--- RECORDS SHOWN ---
++++++++++++++++++++

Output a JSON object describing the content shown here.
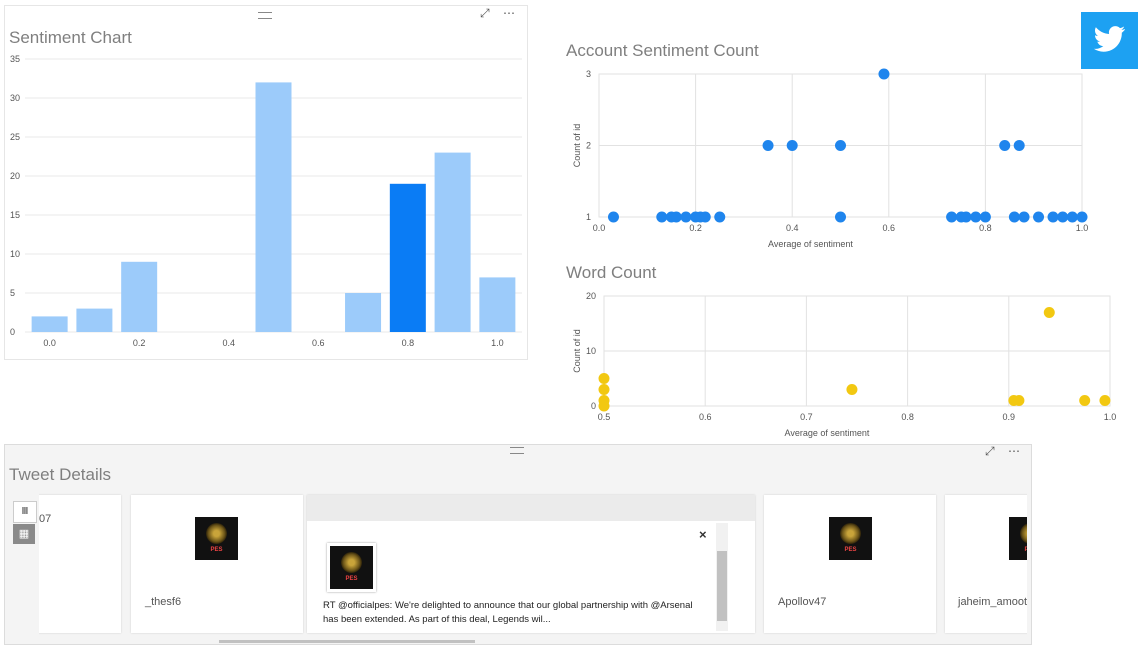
{
  "sentiment_chart": {
    "title": "Sentiment Chart",
    "chart_data": {
      "type": "bar",
      "title": "Sentiment Chart",
      "xlabel": "",
      "ylabel": "",
      "x": [
        0.0,
        0.1,
        0.2,
        0.5,
        0.7,
        0.8,
        0.9,
        1.0
      ],
      "values": [
        2,
        3,
        9,
        32,
        5,
        19,
        23,
        7
      ],
      "highlight_index": 5,
      "ylim": [
        0,
        35
      ],
      "y_ticks": [
        "0",
        "5",
        "10",
        "15",
        "20",
        "25",
        "30",
        "35"
      ],
      "x_ticks": [
        "0.0",
        "0.2",
        "0.4",
        "0.6",
        "0.8",
        "1.0"
      ],
      "grid": true,
      "colors": {
        "bar": "#9ccbfa",
        "highlight": "#0a7cf5"
      }
    }
  },
  "account_chart": {
    "title": "Account Sentiment Count",
    "chart_data": {
      "type": "scatter",
      "title": "Account Sentiment Count",
      "xlabel": "Average of sentiment",
      "ylabel": "Count of id",
      "xlim": [
        0.0,
        1.0
      ],
      "ylim": [
        1,
        3
      ],
      "x_ticks": [
        "0.0",
        "0.2",
        "0.4",
        "0.6",
        "0.8",
        "1.0"
      ],
      "y_ticks": [
        "1",
        "2",
        "3"
      ],
      "grid": true,
      "color": "#1f85ed",
      "points": [
        [
          0.03,
          1
        ],
        [
          0.13,
          1
        ],
        [
          0.15,
          1
        ],
        [
          0.16,
          1
        ],
        [
          0.18,
          1
        ],
        [
          0.2,
          1
        ],
        [
          0.21,
          1
        ],
        [
          0.22,
          1
        ],
        [
          0.25,
          1
        ],
        [
          0.35,
          2
        ],
        [
          0.4,
          2
        ],
        [
          0.5,
          2
        ],
        [
          0.5,
          1
        ],
        [
          0.59,
          3
        ],
        [
          0.73,
          1
        ],
        [
          0.75,
          1
        ],
        [
          0.76,
          1
        ],
        [
          0.78,
          1
        ],
        [
          0.8,
          1
        ],
        [
          0.84,
          2
        ],
        [
          0.87,
          2
        ],
        [
          0.86,
          1
        ],
        [
          0.88,
          1
        ],
        [
          0.91,
          1
        ],
        [
          0.94,
          1
        ],
        [
          0.96,
          1
        ],
        [
          0.98,
          1
        ],
        [
          1.0,
          1
        ]
      ]
    }
  },
  "word_chart": {
    "title": "Word Count",
    "chart_data": {
      "type": "scatter",
      "title": "Word Count",
      "xlabel": "Average of sentiment",
      "ylabel": "Count of id",
      "xlim": [
        0.5,
        1.0
      ],
      "ylim": [
        0,
        20
      ],
      "x_ticks": [
        "0.5",
        "0.6",
        "0.7",
        "0.8",
        "0.9",
        "1.0"
      ],
      "y_ticks": [
        "0",
        "10",
        "20"
      ],
      "grid": true,
      "color": "#f2c811",
      "points": [
        [
          0.5,
          5
        ],
        [
          0.5,
          3
        ],
        [
          0.5,
          1
        ],
        [
          0.5,
          0
        ],
        [
          0.745,
          3
        ],
        [
          0.905,
          1
        ],
        [
          0.91,
          1
        ],
        [
          0.94,
          17
        ],
        [
          0.975,
          1
        ],
        [
          0.995,
          1
        ]
      ]
    }
  },
  "tweet_details": {
    "title": "Tweet Details",
    "cards": [
      {
        "username": "07"
      },
      {
        "username": "_thesf6"
      },
      {
        "username": "Apollov47"
      },
      {
        "username": "jaheim_amoot"
      }
    ],
    "expanded": {
      "tweet_text": "RT @officialpes: We're delighted to announce that our global partnership with @Arsenal has been extended. As part of this deal, Legends wil...",
      "close_label": "×"
    },
    "thumb_label": "PES",
    "view_toggle": {
      "list_icon": "Ⅲ",
      "grid_icon": "▦"
    }
  },
  "header_icons": {
    "focus": "⤢",
    "more": "⋯"
  },
  "twitter_logo": {
    "color": "#1da1f2"
  }
}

++++++++++++++++++++

--- GOAL OF THE EXERCISE ---
Without the pictures, reproduce every line of the records above exactly.

--- SOLUTION TO THE PROBLEM ---
Output a JSON object describing the content shown here.
{
  "sentiment_chart": {
    "title": "Sentiment Chart",
    "chart_data": {
      "type": "bar",
      "title": "Sentiment Chart",
      "xlabel": "",
      "ylabel": "",
      "x": [
        0.0,
        0.1,
        0.2,
        0.5,
        0.7,
        0.8,
        0.9,
        1.0
      ],
      "values": [
        2,
        3,
        9,
        32,
        5,
        19,
        23,
        7
      ],
      "highlight_index": 5,
      "ylim": [
        0,
        35
      ],
      "y_ticks": [
        "0",
        "5",
        "10",
        "15",
        "20",
        "25",
        "30",
        "35"
      ],
      "x_ticks": [
        "0.0",
        "0.2",
        "0.4",
        "0.6",
        "0.8",
        "1.0"
      ],
      "grid": true,
      "colors": {
        "bar": "#9ccbfa",
        "highlight": "#0a7cf5"
      }
    }
  },
  "account_chart": {
    "title": "Account Sentiment Count",
    "chart_data": {
      "type": "scatter",
      "title": "Account Sentiment Count",
      "xlabel": "Average of sentiment",
      "ylabel": "Count of id",
      "xlim": [
        0.0,
        1.0
      ],
      "ylim": [
        1,
        3
      ],
      "x_ticks": [
        "0.0",
        "0.2",
        "0.4",
        "0.6",
        "0.8",
        "1.0"
      ],
      "y_ticks": [
        "1",
        "2",
        "3"
      ],
      "grid": true,
      "color": "#1f85ed",
      "points": [
        [
          0.03,
          1
        ],
        [
          0.13,
          1
        ],
        [
          0.15,
          1
        ],
        [
          0.16,
          1
        ],
        [
          0.18,
          1
        ],
        [
          0.2,
          1
        ],
        [
          0.21,
          1
        ],
        [
          0.22,
          1
        ],
        [
          0.25,
          1
        ],
        [
          0.35,
          2
        ],
        [
          0.4,
          2
        ],
        [
          0.5,
          2
        ],
        [
          0.5,
          1
        ],
        [
          0.59,
          3
        ],
        [
          0.73,
          1
        ],
        [
          0.75,
          1
        ],
        [
          0.76,
          1
        ],
        [
          0.78,
          1
        ],
        [
          0.8,
          1
        ],
        [
          0.84,
          2
        ],
        [
          0.87,
          2
        ],
        [
          0.86,
          1
        ],
        [
          0.88,
          1
        ],
        [
          0.91,
          1
        ],
        [
          0.94,
          1
        ],
        [
          0.96,
          1
        ],
        [
          0.98,
          1
        ],
        [
          1.0,
          1
        ]
      ]
    }
  },
  "word_chart": {
    "title": "Word Count",
    "chart_data": {
      "type": "scatter",
      "title": "Word Count",
      "xlabel": "Average of sentiment",
      "ylabel": "Count of id",
      "xlim": [
        0.5,
        1.0
      ],
      "ylim": [
        0,
        20
      ],
      "x_ticks": [
        "0.5",
        "0.6",
        "0.7",
        "0.8",
        "0.9",
        "1.0"
      ],
      "y_ticks": [
        "0",
        "10",
        "20"
      ],
      "grid": true,
      "color": "#f2c811",
      "points": [
        [
          0.5,
          5
        ],
        [
          0.5,
          3
        ],
        [
          0.5,
          1
        ],
        [
          0.5,
          0
        ],
        [
          0.745,
          3
        ],
        [
          0.905,
          1
        ],
        [
          0.91,
          1
        ],
        [
          0.94,
          17
        ],
        [
          0.975,
          1
        ],
        [
          0.995,
          1
        ]
      ]
    }
  },
  "tweet_details": {
    "title": "Tweet Details",
    "cards": [
      {
        "username": "07"
      },
      {
        "username": "_thesf6"
      },
      {
        "username": "Apollov47"
      },
      {
        "username": "jaheim_amoot"
      }
    ],
    "expanded": {
      "tweet_text": "RT @officialpes: We're delighted to announce that our global partnership with @Arsenal has been extended. As part of this deal, Legends wil...",
      "close_label": "×"
    },
    "thumb_label": "PES",
    "view_toggle": {
      "list_icon": "Ⅲ",
      "grid_icon": "▦"
    }
  },
  "header_icons": {
    "focus": "⤢",
    "more": "⋯"
  },
  "twitter_logo": {
    "color": "#1da1f2"
  }
}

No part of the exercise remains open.